▸ **Description of the task**:
Single out each line with the word "name" and copy it.

======== Input data ========

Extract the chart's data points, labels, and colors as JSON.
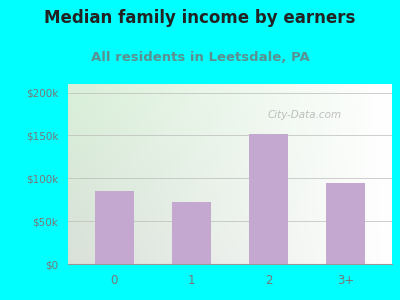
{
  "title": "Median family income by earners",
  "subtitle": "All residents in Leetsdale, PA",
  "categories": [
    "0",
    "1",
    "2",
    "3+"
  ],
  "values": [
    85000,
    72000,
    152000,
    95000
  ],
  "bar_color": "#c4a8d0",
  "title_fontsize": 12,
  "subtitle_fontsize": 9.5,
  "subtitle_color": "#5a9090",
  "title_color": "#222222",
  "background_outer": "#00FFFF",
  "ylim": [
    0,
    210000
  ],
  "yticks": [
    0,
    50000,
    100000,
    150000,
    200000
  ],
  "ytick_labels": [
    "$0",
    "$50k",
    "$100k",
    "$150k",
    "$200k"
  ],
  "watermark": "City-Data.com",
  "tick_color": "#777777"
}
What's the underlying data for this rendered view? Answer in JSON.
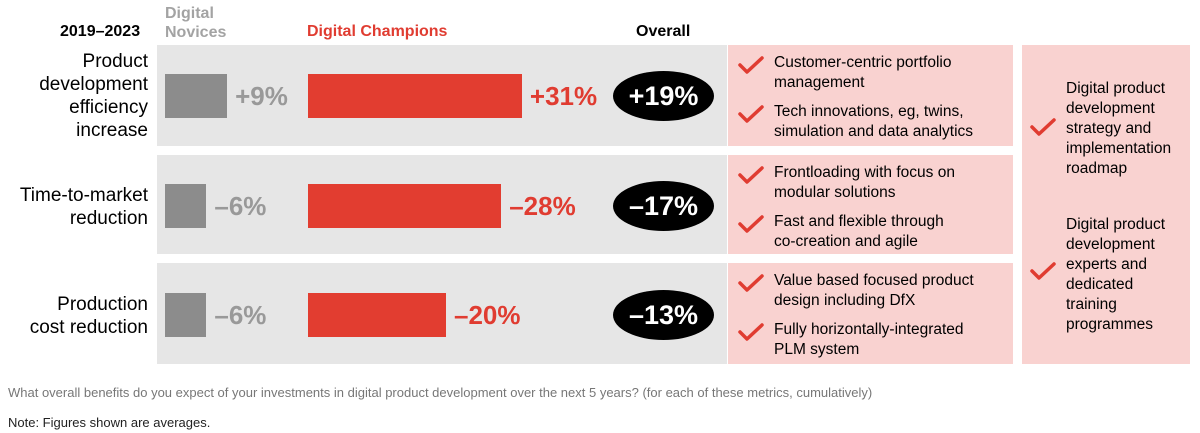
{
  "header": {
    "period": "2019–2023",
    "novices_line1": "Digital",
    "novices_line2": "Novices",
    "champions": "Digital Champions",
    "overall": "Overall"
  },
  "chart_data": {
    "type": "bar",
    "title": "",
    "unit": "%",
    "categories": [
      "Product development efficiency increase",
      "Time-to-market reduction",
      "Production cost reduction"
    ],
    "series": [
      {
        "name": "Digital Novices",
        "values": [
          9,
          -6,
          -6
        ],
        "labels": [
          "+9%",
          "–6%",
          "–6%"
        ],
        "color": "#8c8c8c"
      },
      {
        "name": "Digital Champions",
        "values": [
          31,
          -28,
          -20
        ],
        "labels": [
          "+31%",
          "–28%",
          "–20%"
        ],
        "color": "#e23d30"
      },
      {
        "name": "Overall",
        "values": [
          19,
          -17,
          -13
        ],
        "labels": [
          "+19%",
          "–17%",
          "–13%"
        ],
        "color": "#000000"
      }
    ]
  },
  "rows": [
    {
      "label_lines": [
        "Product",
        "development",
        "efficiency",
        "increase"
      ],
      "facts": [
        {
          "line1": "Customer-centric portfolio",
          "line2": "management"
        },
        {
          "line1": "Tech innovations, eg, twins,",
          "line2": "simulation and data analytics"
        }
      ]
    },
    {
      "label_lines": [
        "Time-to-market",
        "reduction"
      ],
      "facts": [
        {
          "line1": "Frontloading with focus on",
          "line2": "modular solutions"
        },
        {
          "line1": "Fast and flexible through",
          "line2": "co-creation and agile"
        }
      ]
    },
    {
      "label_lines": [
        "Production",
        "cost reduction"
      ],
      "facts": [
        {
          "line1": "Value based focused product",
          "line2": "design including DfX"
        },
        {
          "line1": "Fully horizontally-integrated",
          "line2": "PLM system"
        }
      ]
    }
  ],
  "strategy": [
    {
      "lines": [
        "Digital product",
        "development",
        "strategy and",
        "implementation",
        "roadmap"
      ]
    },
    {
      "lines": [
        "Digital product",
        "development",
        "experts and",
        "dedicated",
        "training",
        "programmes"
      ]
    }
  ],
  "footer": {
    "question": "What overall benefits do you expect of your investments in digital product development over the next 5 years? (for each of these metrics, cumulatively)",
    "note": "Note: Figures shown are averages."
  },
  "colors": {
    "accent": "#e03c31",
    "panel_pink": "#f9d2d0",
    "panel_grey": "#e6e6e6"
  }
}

========

▸ **The completed task**:
        "name": "Digital Novices",
        "name": "Digital Champions",
        "name": "Overall",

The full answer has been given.